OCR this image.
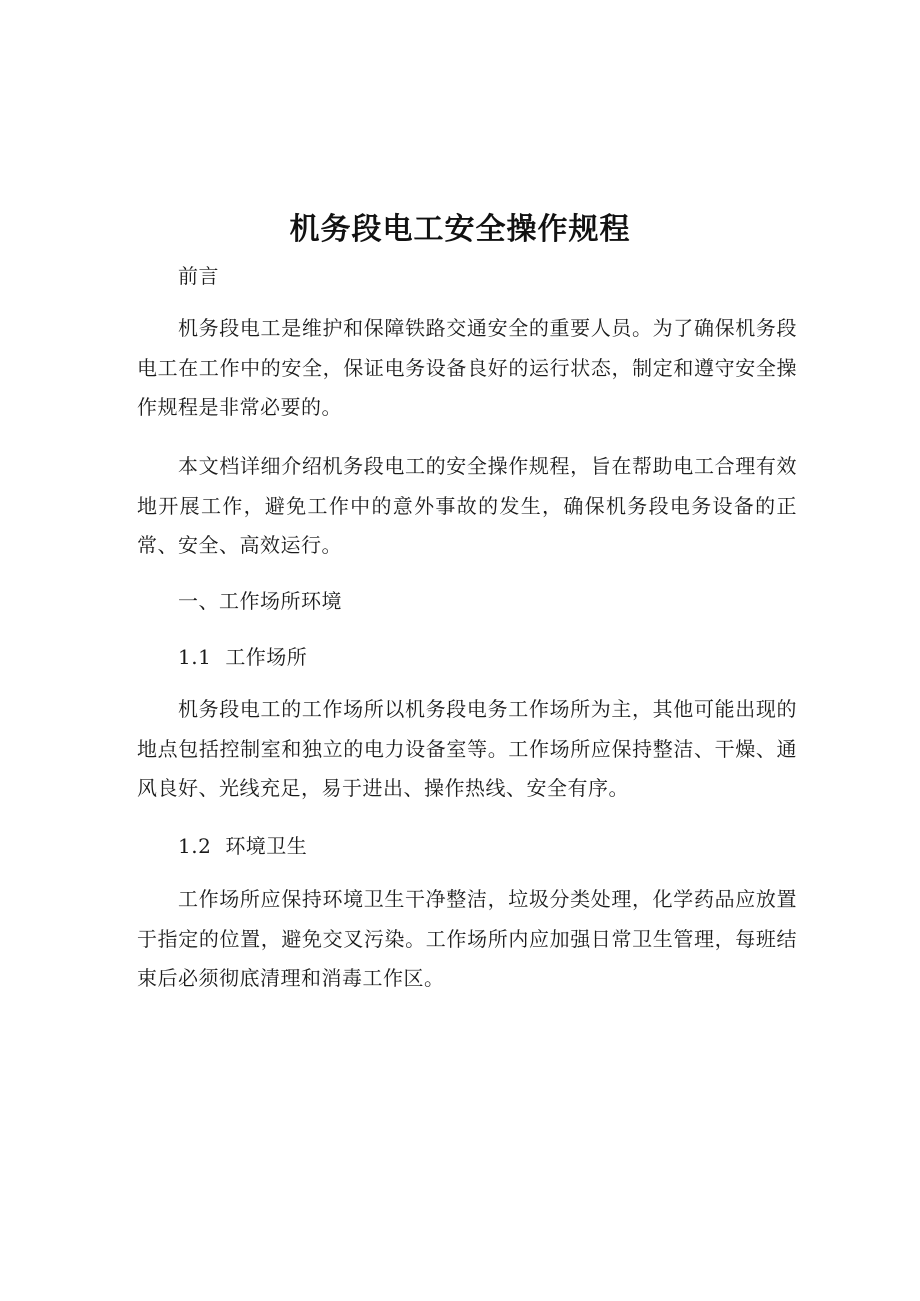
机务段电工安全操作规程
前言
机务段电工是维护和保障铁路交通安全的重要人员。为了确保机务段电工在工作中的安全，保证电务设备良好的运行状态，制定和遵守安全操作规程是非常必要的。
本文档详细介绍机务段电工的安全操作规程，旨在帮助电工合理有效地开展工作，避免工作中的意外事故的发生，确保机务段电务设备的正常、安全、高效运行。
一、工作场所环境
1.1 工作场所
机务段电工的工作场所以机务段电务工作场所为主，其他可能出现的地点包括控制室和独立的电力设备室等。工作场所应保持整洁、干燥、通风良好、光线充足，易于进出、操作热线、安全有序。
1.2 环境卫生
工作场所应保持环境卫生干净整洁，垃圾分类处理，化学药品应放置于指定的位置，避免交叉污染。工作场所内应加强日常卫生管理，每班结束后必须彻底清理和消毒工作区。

------------------------------------

*Description of the task*
Skip the pictures and transcribe the rest of the records exactly.

*Result of the task*
OCR this image.
机务段电工安全操作规程
前言
机务段电工是维护和保障铁路交通安全的重要人员。为了确保机务段电工在工作中的安全，保证电务设备良好的运行状态，制定和遵守安全操作规程是非常必要的。
本文档详细介绍机务段电工的安全操作规程，旨在帮助电工合理有效地开展工作，避免工作中的意外事故的发生，确保机务段电务设备的正常、安全、高效运行。
一、工作场所环境
1.1 工作场所
机务段电工的工作场所以机务段电务工作场所为主，其他可能出现的地点包括控制室和独立的电力设备室等。工作场所应保持整洁、干燥、通风良好、光线充足，易于进出、操作热线、安全有序。
1.2 环境卫生
工作场所应保持环境卫生干净整洁，垃圾分类处理，化学药品应放置于指定的位置，避免交叉污染。工作场所内应加强日常卫生管理，每班结束后必须彻底清理和消毒工作区。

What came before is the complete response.